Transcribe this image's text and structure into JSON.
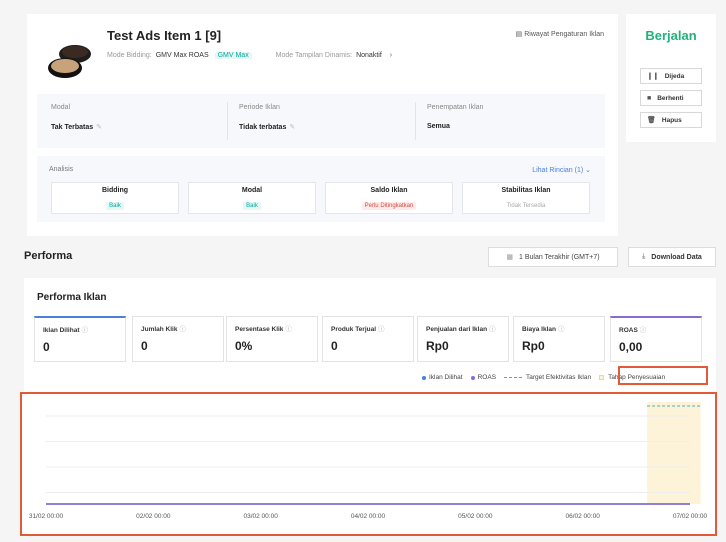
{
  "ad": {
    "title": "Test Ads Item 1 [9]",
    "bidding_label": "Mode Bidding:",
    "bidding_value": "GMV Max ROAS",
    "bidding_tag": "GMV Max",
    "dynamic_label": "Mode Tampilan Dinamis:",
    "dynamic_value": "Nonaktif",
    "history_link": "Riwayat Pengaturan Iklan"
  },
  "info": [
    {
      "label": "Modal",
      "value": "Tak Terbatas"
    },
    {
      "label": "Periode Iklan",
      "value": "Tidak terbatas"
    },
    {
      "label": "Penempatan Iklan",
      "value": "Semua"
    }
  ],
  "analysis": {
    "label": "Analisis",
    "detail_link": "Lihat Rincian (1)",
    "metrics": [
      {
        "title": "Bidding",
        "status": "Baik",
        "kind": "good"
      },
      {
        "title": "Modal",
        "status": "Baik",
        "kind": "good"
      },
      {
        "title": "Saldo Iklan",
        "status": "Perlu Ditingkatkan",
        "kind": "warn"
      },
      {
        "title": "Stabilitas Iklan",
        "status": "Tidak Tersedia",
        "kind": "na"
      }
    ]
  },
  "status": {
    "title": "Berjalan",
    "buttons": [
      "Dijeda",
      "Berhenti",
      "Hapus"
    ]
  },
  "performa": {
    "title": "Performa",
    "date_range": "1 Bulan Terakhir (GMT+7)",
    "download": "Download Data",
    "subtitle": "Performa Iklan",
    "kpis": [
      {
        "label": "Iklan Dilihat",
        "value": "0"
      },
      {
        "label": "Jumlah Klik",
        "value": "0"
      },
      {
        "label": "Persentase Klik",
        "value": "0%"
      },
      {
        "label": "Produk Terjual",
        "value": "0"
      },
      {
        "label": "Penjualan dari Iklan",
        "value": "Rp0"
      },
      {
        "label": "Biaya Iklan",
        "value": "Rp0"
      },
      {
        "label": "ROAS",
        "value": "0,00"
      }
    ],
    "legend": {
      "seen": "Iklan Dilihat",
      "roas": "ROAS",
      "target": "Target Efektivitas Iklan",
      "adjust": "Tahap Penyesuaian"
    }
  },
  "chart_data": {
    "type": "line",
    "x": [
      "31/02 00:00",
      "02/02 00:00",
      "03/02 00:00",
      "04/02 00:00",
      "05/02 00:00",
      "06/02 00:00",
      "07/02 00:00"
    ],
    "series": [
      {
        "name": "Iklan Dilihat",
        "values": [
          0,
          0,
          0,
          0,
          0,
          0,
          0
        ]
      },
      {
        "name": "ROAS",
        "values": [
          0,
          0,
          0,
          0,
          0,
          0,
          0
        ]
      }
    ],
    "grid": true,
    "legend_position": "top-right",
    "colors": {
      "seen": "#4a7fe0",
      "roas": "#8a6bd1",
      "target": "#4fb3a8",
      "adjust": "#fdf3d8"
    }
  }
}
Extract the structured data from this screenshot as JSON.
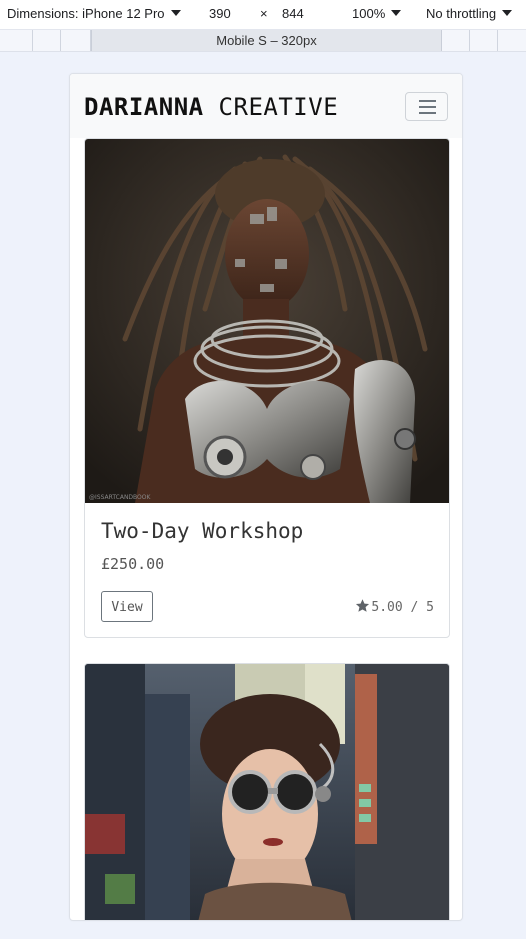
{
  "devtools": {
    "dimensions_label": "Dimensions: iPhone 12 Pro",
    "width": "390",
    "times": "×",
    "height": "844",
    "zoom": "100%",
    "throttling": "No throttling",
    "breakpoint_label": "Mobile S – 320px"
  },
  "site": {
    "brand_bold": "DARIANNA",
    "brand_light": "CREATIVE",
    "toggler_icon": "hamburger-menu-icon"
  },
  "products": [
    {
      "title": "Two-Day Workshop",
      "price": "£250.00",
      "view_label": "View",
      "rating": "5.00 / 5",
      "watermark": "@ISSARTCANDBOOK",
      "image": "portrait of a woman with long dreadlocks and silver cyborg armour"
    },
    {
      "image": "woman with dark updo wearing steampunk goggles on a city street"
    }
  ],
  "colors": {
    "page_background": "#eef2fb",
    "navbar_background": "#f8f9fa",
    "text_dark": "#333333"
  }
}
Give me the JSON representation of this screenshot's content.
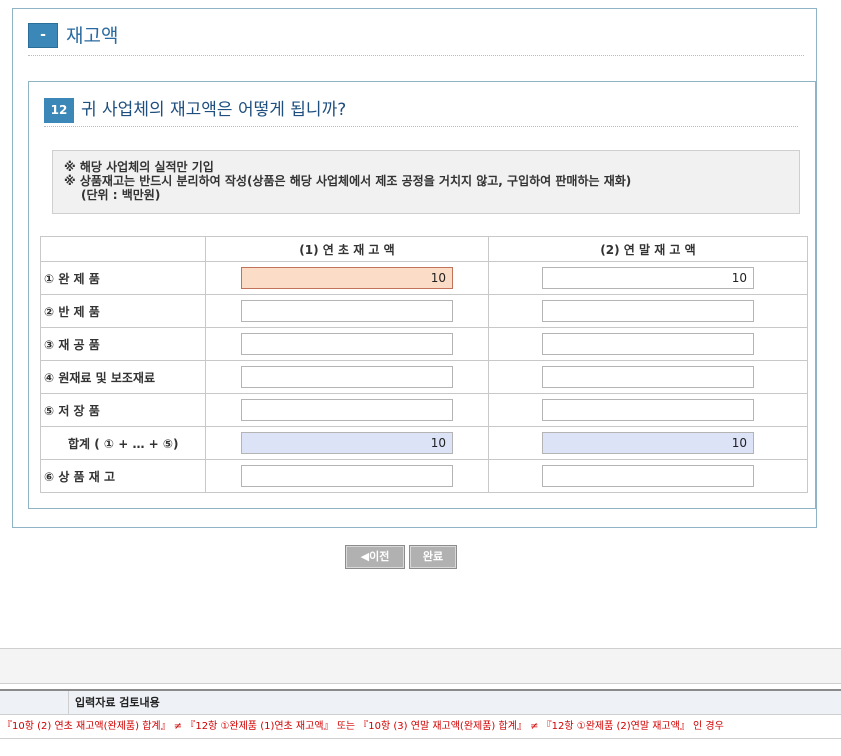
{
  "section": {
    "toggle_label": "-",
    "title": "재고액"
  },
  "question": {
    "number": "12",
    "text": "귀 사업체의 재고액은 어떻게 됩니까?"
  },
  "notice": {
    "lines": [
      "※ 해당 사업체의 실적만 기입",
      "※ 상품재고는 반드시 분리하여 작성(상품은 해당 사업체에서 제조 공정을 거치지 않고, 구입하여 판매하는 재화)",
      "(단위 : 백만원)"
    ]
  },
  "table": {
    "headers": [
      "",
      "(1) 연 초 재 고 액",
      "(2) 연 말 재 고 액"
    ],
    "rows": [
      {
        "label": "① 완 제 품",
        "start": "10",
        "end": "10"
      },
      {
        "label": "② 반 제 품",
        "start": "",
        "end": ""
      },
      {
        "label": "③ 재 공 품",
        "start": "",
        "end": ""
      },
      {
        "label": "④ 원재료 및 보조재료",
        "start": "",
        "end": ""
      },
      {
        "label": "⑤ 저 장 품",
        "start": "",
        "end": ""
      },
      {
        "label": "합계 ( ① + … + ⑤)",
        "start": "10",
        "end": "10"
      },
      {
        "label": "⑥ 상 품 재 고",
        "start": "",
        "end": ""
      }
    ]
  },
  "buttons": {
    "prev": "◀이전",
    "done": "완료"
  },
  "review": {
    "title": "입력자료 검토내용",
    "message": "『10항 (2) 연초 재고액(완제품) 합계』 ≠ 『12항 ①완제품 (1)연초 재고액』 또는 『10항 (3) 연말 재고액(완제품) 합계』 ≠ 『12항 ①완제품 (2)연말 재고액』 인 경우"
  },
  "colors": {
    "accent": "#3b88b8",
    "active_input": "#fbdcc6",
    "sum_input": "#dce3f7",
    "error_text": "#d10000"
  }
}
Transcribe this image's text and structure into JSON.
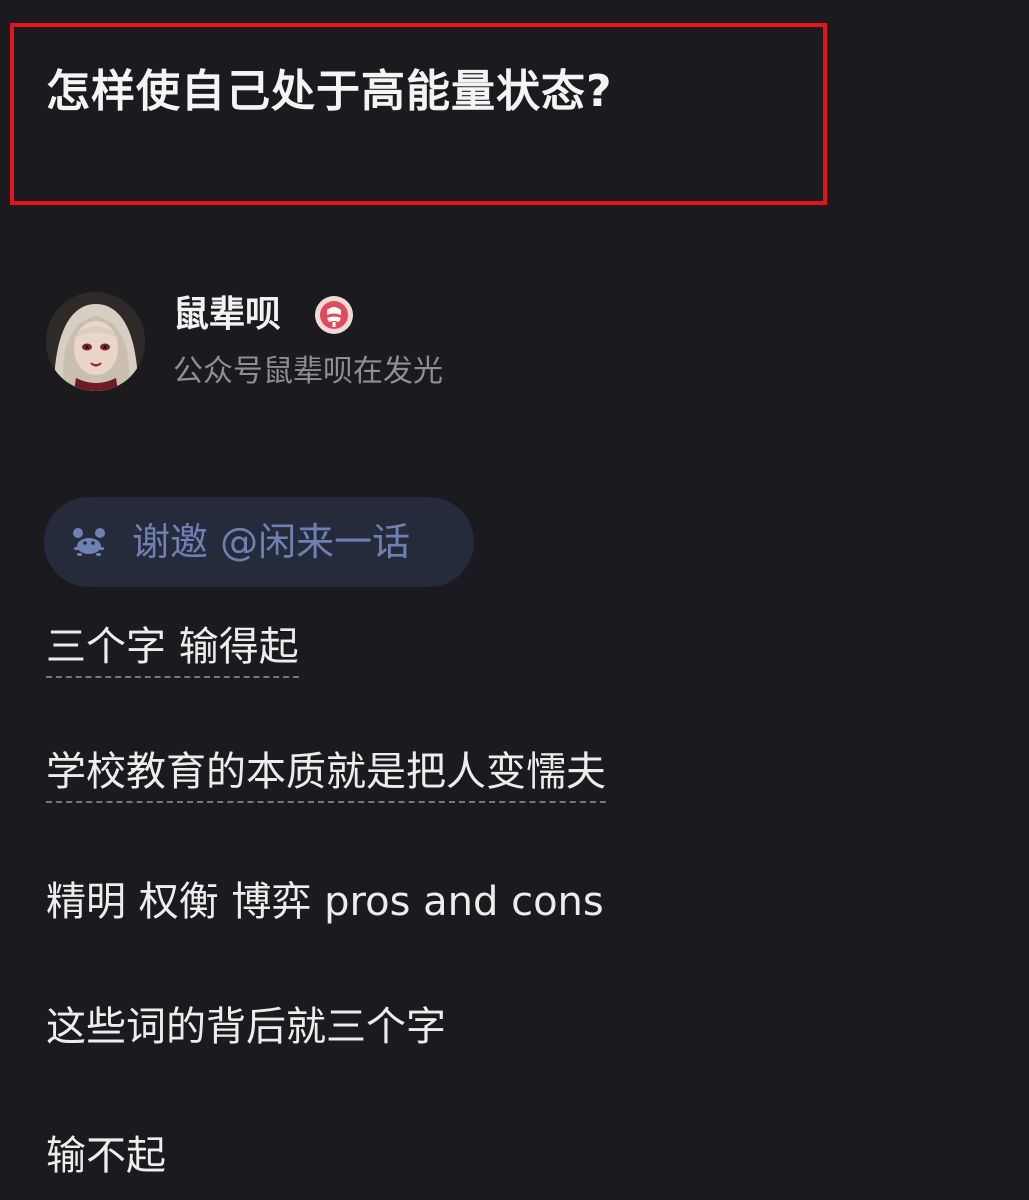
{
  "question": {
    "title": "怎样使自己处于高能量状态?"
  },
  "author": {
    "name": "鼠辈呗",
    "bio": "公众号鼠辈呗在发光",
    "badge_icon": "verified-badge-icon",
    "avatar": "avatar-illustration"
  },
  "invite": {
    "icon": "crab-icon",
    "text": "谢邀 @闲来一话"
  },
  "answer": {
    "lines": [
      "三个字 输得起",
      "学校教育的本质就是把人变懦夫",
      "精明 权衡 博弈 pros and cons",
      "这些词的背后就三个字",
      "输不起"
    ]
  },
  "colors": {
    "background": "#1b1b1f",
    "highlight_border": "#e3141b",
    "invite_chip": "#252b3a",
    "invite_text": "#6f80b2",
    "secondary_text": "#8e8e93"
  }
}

■ ■ ■ ■

§ PROMPT: Extract every line that has the string "Iklan" in it.

§ EXERCISE RESPONSE:
    "history_link": "Riwayat Pengaturan Iklan"
      "label": "Periode Iklan",
      "label": "Penempatan Iklan",
        "title": "Saldo Iklan",
        "title": "Stabilitas Iklan",
    "subtitle": "Performa Iklan",
        "label": "Iklan Dilihat",
        "label": "Penjualan dari Iklan",
        "label": "Biaya Iklan",
      "seen": "Iklan Dilihat",
      "target": "Target Efektivitas Iklan",
        "name": "Iklan Dilihat",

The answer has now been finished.